* _The input_
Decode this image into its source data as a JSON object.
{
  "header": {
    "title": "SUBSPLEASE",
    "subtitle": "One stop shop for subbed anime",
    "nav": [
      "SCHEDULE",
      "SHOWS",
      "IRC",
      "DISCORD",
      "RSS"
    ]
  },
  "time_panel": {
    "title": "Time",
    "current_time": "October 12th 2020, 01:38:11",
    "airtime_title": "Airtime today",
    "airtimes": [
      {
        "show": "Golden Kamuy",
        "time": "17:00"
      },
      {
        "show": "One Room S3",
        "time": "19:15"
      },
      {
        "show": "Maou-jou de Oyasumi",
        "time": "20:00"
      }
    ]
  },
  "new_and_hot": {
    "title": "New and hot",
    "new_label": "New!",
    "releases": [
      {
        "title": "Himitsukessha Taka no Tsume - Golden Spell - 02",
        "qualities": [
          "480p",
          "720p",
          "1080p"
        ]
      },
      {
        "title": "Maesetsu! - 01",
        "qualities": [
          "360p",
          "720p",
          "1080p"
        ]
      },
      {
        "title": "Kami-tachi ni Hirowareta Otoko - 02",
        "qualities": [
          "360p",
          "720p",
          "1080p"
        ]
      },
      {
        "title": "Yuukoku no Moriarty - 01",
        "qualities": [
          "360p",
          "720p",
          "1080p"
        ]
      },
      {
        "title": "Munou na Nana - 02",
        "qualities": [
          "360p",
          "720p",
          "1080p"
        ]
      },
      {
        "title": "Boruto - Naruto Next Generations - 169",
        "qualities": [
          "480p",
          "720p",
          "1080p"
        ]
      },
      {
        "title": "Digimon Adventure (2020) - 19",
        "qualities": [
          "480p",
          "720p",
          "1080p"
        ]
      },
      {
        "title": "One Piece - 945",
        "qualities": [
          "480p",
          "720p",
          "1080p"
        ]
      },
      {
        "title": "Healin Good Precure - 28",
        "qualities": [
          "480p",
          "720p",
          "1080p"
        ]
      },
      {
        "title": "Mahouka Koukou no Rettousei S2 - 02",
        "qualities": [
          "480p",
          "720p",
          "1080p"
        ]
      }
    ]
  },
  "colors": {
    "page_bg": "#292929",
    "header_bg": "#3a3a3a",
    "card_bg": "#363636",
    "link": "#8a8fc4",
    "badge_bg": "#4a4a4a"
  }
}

* _Exercise_
Identify the lines above that contain the word "Golden", then copy them.

* _Final result_
        "show": "Golden Kamuy",
        "title": "Himitsukessha Taka no Tsume - Golden Spell - 02",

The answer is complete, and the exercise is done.